### Task instructions
Report, as a bare number, how many lines hold "this".

::::::::

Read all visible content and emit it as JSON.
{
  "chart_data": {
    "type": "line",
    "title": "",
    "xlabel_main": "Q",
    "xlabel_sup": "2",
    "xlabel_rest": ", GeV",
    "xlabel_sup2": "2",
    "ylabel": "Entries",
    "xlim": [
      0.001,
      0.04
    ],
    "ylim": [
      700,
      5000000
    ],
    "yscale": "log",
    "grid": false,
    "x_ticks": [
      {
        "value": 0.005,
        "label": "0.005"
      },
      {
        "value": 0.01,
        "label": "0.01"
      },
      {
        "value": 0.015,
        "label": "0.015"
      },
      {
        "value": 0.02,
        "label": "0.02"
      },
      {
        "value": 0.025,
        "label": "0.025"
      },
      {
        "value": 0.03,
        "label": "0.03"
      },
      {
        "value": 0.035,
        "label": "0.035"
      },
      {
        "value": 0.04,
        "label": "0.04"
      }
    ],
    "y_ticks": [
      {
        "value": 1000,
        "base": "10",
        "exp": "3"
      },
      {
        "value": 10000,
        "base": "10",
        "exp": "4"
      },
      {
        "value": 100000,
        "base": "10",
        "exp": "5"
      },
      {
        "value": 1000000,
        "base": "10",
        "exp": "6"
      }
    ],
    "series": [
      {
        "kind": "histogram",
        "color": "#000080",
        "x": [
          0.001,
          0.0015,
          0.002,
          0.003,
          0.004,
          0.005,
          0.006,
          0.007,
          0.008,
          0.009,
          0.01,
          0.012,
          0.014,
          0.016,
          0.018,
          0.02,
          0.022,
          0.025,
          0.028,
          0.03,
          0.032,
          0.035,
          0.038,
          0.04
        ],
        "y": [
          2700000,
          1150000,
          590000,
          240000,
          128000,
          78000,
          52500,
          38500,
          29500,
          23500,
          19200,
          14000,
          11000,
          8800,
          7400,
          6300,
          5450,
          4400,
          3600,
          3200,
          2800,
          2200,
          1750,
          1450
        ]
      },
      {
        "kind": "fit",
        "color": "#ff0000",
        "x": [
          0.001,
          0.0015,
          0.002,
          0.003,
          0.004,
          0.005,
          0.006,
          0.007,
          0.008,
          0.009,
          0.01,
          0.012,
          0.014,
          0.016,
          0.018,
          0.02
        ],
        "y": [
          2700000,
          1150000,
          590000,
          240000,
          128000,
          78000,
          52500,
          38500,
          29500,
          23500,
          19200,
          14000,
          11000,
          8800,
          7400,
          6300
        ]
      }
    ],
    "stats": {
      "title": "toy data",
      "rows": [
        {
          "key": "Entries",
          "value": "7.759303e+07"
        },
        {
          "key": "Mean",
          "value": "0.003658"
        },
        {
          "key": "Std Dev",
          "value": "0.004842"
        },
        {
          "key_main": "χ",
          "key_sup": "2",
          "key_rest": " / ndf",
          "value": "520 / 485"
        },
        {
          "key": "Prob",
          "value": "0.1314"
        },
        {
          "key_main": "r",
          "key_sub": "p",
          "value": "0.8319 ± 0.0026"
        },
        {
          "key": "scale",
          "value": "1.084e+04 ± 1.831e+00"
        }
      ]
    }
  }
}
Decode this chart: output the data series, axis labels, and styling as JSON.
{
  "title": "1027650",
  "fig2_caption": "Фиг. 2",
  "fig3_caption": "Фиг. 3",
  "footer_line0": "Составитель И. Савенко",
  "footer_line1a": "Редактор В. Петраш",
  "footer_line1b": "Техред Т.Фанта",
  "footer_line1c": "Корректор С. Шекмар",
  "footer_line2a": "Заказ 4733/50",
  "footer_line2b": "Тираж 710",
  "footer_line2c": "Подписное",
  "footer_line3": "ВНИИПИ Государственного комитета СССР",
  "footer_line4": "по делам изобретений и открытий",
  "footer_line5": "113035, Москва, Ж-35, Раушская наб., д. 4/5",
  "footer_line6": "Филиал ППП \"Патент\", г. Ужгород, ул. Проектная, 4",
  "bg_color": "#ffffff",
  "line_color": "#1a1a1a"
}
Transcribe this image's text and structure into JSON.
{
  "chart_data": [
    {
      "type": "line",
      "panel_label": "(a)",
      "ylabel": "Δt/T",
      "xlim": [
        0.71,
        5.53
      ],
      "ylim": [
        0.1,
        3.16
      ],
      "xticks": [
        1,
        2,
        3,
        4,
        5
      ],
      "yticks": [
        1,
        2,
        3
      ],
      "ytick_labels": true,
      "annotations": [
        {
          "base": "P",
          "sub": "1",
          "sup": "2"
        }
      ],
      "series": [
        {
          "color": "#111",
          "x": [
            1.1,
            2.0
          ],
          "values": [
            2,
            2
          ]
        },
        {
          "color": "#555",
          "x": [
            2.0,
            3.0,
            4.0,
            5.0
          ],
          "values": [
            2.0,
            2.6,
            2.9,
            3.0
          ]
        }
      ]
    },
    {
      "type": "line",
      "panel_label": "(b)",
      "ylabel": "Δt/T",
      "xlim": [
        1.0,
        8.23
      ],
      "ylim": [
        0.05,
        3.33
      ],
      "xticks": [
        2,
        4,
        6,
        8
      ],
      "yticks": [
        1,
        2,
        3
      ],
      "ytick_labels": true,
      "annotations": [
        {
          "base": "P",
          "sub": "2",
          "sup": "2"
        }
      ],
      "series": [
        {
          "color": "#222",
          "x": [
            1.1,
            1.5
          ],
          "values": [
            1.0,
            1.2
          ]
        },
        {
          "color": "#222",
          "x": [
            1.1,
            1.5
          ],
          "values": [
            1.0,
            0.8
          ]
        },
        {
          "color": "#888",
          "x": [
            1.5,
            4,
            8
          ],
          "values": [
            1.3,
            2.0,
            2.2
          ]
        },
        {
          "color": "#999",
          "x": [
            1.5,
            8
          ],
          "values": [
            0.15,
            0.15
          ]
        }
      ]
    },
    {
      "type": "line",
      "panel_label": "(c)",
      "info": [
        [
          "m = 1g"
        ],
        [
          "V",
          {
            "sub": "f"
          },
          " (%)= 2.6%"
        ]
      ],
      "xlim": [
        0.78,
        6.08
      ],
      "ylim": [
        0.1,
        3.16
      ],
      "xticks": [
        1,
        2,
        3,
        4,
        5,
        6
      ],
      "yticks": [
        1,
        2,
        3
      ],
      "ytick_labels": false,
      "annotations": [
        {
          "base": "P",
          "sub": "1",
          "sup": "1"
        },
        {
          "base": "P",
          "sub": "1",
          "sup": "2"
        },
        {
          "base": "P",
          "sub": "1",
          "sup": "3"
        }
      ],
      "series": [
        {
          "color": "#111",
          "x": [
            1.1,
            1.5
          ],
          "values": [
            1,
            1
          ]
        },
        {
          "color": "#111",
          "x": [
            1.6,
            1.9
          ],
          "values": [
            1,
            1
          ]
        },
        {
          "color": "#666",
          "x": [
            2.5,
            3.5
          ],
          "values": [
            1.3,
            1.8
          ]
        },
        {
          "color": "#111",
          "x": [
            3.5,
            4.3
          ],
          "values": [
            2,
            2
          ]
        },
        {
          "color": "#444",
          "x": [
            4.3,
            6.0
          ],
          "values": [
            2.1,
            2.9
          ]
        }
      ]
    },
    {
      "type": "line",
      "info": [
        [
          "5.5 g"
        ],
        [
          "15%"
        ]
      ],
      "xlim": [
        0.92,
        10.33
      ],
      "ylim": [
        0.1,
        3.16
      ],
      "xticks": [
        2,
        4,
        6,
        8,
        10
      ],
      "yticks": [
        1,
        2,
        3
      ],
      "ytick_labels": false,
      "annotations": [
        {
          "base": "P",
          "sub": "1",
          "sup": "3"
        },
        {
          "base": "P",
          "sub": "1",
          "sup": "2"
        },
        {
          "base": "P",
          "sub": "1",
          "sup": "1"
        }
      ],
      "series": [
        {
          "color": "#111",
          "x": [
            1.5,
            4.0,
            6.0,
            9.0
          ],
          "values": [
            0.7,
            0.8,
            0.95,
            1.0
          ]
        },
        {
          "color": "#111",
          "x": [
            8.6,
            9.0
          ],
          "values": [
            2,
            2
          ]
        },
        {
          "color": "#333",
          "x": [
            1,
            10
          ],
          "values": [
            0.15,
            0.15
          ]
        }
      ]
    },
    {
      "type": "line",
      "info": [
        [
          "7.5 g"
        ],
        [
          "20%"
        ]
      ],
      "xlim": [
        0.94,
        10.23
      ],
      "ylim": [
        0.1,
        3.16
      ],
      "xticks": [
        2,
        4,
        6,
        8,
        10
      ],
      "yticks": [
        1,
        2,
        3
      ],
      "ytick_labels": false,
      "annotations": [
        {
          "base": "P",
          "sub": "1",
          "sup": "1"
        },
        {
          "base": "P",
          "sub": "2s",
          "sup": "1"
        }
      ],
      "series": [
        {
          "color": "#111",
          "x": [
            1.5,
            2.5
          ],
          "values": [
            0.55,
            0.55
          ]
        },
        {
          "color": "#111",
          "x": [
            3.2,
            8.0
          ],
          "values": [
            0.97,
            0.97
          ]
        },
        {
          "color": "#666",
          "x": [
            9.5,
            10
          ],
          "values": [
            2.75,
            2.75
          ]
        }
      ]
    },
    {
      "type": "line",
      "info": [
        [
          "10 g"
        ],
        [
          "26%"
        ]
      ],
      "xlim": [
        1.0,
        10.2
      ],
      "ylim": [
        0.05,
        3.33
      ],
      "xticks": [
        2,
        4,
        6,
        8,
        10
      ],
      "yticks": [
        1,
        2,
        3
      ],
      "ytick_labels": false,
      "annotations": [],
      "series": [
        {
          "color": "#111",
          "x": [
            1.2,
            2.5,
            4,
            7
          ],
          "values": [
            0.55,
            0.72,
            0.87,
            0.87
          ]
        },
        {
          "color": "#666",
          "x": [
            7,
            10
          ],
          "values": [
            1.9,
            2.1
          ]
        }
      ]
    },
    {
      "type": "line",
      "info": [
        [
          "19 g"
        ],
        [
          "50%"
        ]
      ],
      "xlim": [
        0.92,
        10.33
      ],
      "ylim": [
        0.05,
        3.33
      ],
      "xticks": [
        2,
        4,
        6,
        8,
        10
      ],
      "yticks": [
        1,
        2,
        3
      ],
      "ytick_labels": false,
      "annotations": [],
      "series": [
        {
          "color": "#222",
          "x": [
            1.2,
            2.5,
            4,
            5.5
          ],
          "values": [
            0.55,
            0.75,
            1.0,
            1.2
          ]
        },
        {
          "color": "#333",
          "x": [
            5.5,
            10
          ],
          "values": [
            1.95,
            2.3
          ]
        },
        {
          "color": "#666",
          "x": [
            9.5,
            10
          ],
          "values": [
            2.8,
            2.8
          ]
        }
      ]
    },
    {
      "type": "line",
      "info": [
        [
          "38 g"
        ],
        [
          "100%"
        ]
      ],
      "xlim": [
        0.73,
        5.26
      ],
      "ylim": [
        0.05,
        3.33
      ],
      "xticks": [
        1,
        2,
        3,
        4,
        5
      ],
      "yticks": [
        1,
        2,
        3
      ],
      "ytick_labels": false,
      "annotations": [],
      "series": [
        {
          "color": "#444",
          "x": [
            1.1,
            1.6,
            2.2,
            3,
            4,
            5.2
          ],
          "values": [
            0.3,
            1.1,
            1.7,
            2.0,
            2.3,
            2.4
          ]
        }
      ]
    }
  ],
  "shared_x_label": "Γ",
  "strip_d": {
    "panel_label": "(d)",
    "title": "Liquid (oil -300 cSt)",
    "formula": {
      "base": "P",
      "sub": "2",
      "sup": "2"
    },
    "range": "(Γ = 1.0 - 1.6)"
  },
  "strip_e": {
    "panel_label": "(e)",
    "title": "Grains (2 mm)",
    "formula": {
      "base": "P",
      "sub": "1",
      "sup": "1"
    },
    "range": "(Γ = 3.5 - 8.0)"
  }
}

::::::::

### Final result
2